• **What to produce**: Print the lines between the one holding "color-dot[interactable]: [110, 308, 122, 320]" and the one holding "watermark-text: Logodesign.net: [122, 427, 216, 471]", both included, exactly as they appear in the listing.

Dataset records
+++

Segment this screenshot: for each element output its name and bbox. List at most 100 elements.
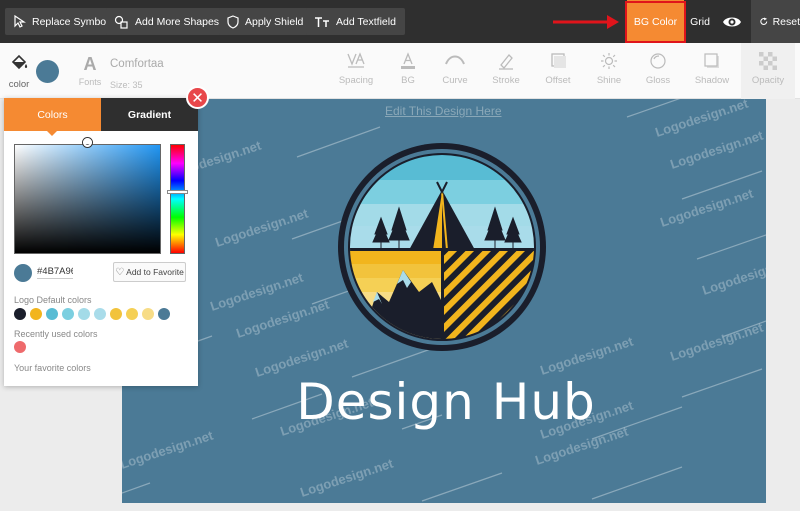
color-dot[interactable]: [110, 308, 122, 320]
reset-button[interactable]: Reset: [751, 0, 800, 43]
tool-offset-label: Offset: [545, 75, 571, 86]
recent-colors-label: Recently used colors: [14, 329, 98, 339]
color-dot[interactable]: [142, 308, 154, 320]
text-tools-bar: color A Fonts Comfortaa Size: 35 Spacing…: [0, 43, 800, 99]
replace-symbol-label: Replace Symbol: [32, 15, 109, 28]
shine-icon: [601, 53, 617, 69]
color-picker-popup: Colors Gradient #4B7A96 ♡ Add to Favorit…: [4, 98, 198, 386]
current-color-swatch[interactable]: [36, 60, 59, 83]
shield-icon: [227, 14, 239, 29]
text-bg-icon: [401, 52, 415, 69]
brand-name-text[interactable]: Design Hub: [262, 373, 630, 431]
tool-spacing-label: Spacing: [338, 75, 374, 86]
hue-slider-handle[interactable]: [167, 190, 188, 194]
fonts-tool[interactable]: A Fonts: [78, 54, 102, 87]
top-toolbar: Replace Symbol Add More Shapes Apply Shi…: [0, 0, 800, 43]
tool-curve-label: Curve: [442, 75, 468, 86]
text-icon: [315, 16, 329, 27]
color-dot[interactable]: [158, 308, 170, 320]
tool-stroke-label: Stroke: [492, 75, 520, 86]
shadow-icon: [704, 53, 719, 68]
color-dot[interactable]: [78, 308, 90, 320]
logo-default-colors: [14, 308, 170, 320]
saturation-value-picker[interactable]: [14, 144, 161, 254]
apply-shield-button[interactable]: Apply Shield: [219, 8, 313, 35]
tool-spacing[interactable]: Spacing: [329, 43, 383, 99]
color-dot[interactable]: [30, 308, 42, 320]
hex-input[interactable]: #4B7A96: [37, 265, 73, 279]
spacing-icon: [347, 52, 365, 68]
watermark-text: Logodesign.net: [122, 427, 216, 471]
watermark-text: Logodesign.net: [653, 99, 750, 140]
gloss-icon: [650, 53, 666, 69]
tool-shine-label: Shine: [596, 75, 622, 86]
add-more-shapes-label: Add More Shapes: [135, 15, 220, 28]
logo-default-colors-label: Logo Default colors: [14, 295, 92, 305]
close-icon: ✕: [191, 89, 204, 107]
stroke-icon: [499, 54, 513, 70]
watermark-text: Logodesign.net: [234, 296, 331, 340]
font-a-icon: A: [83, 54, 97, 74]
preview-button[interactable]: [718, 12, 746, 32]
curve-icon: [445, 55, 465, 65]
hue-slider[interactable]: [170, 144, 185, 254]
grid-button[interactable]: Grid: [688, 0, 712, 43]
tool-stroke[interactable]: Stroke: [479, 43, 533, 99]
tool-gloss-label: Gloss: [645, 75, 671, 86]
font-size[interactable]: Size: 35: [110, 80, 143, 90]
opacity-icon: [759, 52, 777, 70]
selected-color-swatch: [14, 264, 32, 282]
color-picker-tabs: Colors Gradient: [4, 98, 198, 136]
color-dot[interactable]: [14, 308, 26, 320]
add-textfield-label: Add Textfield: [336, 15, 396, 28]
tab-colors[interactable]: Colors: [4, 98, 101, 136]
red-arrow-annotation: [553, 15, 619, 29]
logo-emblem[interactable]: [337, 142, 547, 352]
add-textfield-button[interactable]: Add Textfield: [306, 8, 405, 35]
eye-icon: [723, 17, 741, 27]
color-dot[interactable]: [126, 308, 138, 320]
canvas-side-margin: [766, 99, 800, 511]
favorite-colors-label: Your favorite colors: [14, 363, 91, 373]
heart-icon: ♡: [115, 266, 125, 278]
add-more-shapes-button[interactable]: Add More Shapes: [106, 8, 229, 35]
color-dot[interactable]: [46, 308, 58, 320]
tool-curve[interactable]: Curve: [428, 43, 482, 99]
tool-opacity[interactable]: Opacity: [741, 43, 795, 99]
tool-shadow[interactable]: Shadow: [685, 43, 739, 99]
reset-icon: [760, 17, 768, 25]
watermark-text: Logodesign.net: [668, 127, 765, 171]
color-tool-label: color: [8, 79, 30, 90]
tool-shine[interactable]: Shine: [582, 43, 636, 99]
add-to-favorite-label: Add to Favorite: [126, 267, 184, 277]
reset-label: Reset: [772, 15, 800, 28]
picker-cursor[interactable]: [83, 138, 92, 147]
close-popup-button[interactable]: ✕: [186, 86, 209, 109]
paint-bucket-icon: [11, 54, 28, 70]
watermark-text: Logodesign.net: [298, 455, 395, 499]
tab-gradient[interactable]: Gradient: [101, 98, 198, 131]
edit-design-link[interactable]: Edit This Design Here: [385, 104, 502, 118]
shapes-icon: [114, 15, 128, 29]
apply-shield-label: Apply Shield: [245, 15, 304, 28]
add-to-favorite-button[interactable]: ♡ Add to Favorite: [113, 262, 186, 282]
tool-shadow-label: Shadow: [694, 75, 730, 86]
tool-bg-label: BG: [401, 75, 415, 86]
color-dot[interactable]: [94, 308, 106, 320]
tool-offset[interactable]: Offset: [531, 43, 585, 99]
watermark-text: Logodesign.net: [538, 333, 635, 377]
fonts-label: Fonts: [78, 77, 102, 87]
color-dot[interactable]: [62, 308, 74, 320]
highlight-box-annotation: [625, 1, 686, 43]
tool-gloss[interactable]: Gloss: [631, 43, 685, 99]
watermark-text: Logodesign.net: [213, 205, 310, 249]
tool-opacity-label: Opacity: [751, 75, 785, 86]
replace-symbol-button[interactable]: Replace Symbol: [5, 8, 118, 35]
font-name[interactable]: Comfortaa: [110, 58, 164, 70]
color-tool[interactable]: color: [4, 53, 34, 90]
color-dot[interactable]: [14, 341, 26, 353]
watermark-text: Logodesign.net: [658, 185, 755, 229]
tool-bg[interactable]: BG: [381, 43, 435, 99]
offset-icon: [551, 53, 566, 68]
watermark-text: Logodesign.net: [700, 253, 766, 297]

+++

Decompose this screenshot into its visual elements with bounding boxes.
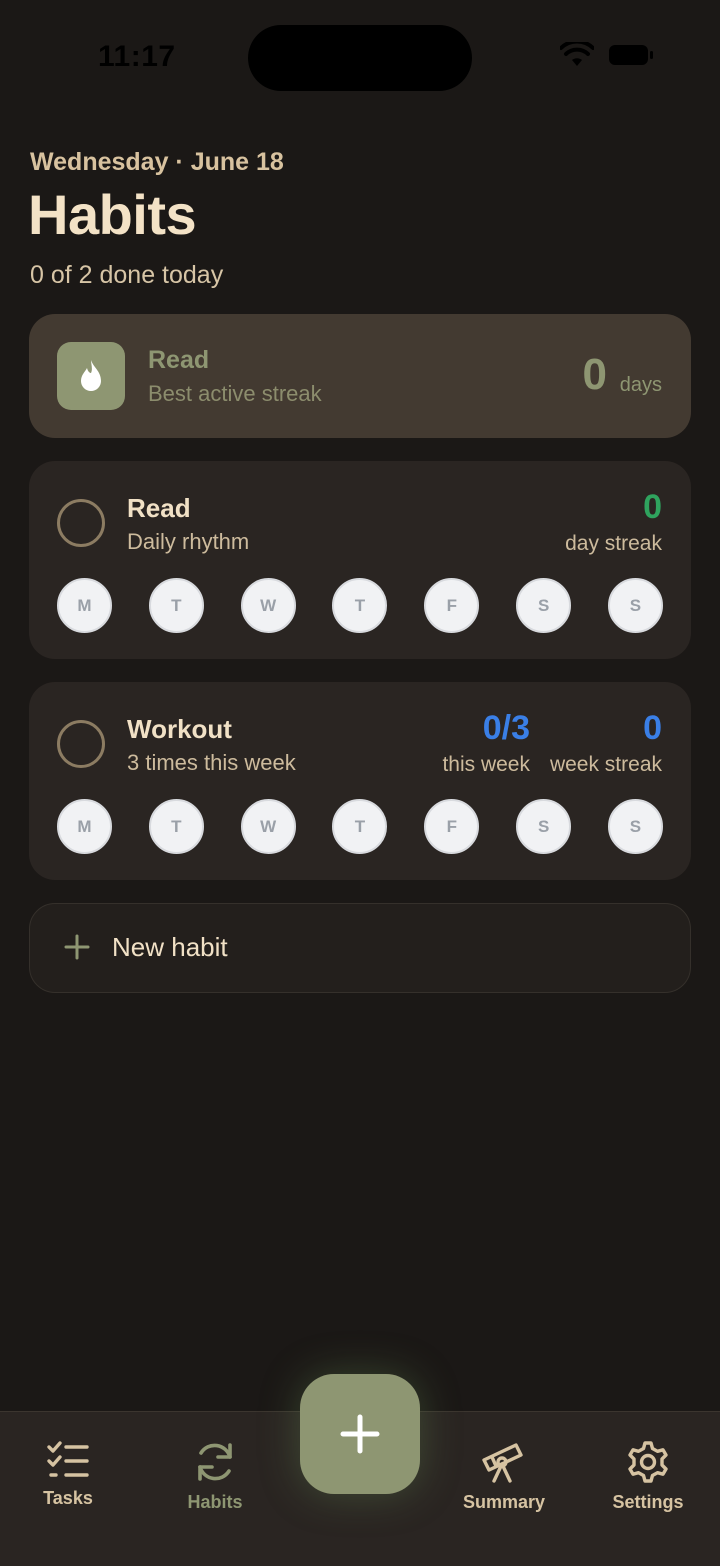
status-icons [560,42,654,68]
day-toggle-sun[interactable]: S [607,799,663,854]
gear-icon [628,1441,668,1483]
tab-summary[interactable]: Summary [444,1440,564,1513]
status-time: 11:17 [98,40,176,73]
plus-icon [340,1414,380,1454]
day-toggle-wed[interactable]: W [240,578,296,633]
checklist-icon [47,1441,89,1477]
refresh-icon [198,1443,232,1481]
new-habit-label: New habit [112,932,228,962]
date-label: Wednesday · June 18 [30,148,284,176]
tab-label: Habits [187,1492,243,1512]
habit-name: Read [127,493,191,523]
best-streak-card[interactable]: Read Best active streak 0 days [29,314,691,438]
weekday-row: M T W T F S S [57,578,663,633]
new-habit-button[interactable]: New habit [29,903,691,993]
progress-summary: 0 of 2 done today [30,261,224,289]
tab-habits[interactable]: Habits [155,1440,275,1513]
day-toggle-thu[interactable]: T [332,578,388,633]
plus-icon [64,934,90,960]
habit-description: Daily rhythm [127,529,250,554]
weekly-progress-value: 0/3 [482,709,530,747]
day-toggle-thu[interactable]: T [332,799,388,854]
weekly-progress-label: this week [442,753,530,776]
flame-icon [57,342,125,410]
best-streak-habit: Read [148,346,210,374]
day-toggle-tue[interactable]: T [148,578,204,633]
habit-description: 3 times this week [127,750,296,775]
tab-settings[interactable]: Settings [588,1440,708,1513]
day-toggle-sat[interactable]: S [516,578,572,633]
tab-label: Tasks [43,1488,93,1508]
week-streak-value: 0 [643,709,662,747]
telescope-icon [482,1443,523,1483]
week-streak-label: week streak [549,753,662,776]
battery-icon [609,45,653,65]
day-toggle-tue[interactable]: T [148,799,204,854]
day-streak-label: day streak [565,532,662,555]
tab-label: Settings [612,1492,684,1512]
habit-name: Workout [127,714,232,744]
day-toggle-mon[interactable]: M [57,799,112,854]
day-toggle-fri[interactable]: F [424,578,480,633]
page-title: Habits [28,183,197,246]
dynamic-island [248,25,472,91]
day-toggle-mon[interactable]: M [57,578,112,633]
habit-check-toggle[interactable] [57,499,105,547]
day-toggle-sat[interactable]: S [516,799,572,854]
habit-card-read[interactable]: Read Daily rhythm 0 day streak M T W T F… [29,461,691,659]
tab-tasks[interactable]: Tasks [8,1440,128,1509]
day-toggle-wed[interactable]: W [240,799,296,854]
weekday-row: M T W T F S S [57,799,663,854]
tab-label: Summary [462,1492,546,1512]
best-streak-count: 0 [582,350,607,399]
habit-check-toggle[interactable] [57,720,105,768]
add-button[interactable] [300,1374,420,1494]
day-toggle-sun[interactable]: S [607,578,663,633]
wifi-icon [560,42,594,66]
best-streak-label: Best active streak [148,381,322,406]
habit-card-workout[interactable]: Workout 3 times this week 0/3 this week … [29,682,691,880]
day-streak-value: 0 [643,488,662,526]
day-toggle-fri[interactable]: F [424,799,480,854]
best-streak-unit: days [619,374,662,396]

+++

• **Output of the task**:
color-dot[interactable]: [110, 308, 122, 320]
reset-button[interactable]: Reset: [751, 0, 800, 43]
tool-offset-label: Offset: [545, 75, 571, 86]
recent-colors-label: Recently used colors: [14, 329, 98, 339]
color-dot[interactable]: [142, 308, 154, 320]
text-tools-bar: color A Fonts Comfortaa Size: 35 Spacing…: [0, 43, 800, 99]
replace-symbol-label: Replace Symbol: [32, 15, 109, 28]
shine-icon: [601, 53, 617, 69]
color-picker-popup: Colors Gradient #4B7A96 ♡ Add to Favorit…: [4, 98, 198, 386]
current-color-swatch[interactable]: [36, 60, 59, 83]
shield-icon: [227, 14, 239, 29]
text-bg-icon: [401, 52, 415, 69]
brand-name-text[interactable]: Design Hub: [262, 373, 630, 431]
tool-spacing-label: Spacing: [338, 75, 374, 86]
hue-slider-handle[interactable]: [167, 190, 188, 194]
fonts-tool[interactable]: A Fonts: [78, 54, 102, 87]
top-toolbar: Replace Symbol Add More Shapes Apply Shi…: [0, 0, 800, 43]
tool-curve-label: Curve: [442, 75, 468, 86]
text-icon: [315, 16, 329, 27]
color-dot[interactable]: [158, 308, 170, 320]
tool-stroke-label: Stroke: [492, 75, 520, 86]
shadow-icon: [704, 53, 719, 68]
color-dot[interactable]: [78, 308, 90, 320]
logo-default-colors: [14, 308, 170, 320]
saturation-value-picker[interactable]: [14, 144, 161, 254]
apply-shield-button[interactable]: Apply Shield: [219, 8, 313, 35]
tool-spacing[interactable]: Spacing: [329, 43, 383, 99]
color-dot[interactable]: [30, 308, 42, 320]
hex-input[interactable]: #4B7A96: [37, 265, 73, 279]
spacing-icon: [347, 52, 365, 68]
watermark-text: Logodesign.net: [122, 427, 216, 471]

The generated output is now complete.